**WHAT IS NEEDED:** Keep only those lines of the records that include the string "Baptist".
>>>
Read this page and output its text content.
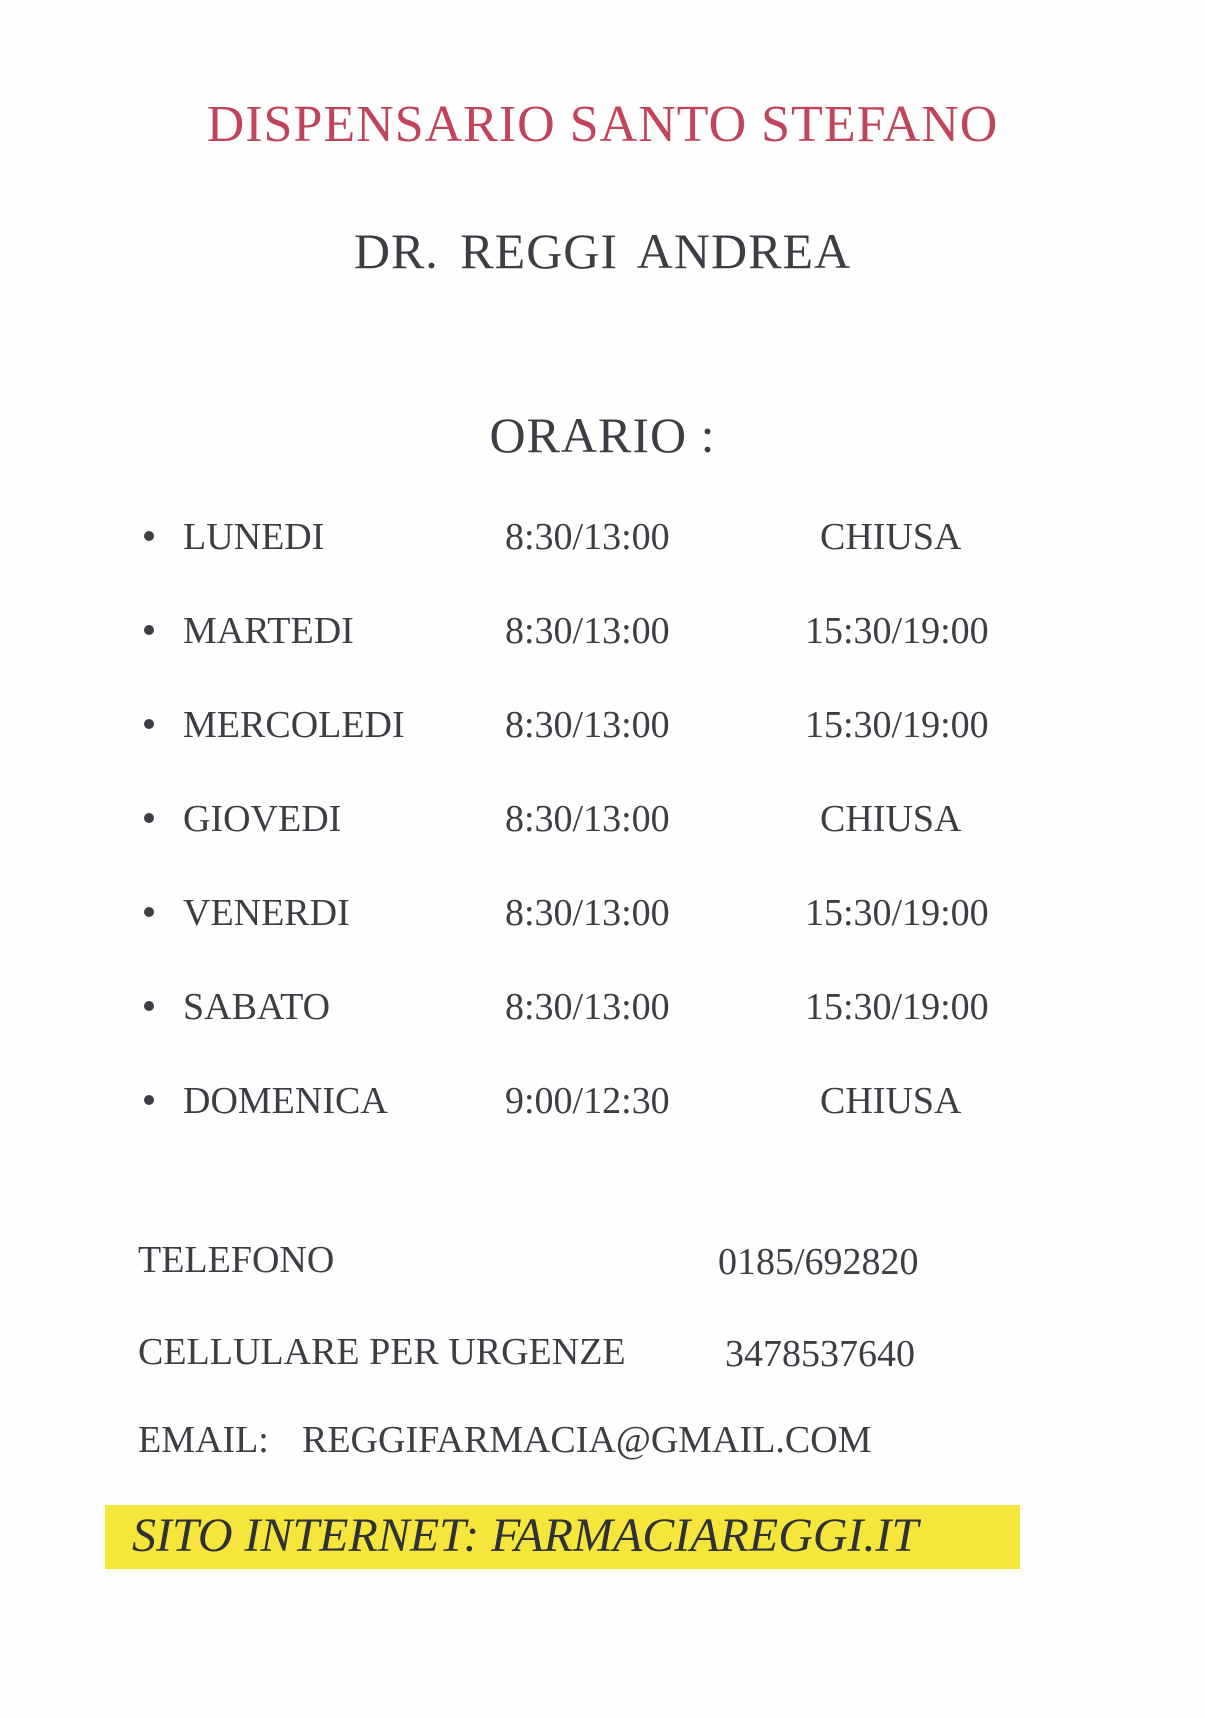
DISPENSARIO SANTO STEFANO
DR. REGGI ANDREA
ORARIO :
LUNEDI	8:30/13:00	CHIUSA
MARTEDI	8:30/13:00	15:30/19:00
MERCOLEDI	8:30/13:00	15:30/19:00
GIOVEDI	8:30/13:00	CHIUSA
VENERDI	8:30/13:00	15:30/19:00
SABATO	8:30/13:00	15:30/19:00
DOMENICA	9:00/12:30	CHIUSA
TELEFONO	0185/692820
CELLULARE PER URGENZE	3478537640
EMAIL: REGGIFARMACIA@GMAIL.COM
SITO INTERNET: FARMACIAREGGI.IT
<<<
>>>
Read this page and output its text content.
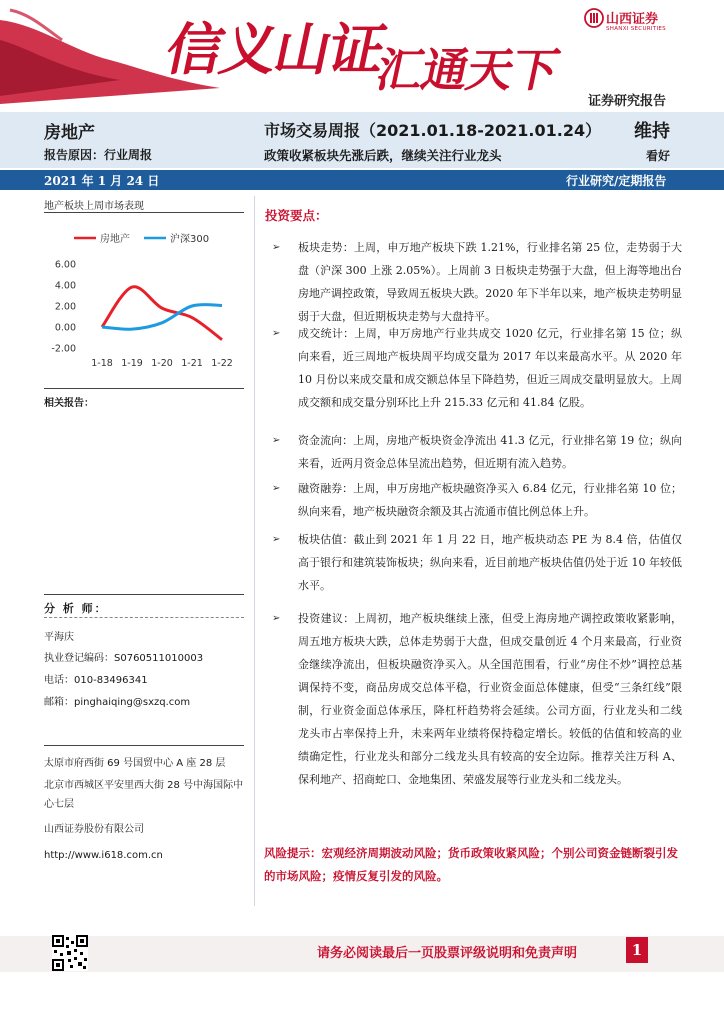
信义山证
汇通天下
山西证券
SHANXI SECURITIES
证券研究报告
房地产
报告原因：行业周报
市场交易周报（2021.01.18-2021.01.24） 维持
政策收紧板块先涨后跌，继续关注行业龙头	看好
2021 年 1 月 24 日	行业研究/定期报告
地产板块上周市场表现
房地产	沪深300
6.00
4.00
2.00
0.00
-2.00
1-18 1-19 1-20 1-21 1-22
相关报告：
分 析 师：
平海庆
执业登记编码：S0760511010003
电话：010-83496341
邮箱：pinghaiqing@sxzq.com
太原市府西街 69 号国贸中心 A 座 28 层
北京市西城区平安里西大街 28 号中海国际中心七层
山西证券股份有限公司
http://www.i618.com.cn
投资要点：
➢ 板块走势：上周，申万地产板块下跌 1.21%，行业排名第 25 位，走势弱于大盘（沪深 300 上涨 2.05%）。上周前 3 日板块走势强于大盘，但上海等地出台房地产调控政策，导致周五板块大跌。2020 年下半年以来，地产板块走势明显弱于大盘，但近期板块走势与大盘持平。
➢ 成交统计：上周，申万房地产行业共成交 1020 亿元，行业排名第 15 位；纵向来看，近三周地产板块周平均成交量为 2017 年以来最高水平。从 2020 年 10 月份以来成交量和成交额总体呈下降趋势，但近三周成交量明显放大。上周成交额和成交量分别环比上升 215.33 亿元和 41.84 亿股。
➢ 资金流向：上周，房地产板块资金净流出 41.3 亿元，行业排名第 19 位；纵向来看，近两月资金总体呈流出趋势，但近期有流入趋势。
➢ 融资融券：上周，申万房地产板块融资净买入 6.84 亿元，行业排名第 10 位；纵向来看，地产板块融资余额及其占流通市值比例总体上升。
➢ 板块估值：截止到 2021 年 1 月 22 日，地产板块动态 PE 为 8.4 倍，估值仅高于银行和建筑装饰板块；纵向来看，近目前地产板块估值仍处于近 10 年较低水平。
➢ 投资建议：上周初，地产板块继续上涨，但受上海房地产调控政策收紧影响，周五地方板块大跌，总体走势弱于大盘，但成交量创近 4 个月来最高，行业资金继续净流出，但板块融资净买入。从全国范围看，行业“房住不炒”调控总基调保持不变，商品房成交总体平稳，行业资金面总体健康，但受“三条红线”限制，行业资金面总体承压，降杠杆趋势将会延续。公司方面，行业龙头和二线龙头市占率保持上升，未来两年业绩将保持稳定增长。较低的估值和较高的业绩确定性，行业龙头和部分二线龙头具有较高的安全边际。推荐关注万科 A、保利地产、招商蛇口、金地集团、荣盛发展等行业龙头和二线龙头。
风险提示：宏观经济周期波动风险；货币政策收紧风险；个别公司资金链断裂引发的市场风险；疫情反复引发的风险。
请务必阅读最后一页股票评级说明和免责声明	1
<<<
>>>
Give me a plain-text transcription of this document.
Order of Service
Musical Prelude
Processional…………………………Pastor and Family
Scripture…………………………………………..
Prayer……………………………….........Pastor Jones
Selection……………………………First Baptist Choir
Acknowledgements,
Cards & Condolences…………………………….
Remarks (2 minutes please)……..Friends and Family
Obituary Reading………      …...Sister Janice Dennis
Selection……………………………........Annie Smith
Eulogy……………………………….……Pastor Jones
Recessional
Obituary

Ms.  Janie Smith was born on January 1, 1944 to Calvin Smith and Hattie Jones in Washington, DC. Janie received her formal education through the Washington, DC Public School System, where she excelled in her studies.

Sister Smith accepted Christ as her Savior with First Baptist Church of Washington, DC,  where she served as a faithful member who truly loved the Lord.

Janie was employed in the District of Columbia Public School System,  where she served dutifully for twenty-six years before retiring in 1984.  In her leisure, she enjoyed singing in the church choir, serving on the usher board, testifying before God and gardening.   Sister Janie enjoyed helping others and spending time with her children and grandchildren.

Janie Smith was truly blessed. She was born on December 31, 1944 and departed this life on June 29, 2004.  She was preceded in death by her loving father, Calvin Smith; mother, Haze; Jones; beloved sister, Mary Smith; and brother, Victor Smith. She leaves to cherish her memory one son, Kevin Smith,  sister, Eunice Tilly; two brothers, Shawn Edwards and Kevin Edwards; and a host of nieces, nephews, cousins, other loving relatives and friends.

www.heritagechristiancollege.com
<<<
**RESULT:**
Selection……………………………First Baptist Choir
Sister Smith accepted Christ as her Savior with First Baptist Church of Washington, DC,  where she served as a faithful member who truly loved the Lord.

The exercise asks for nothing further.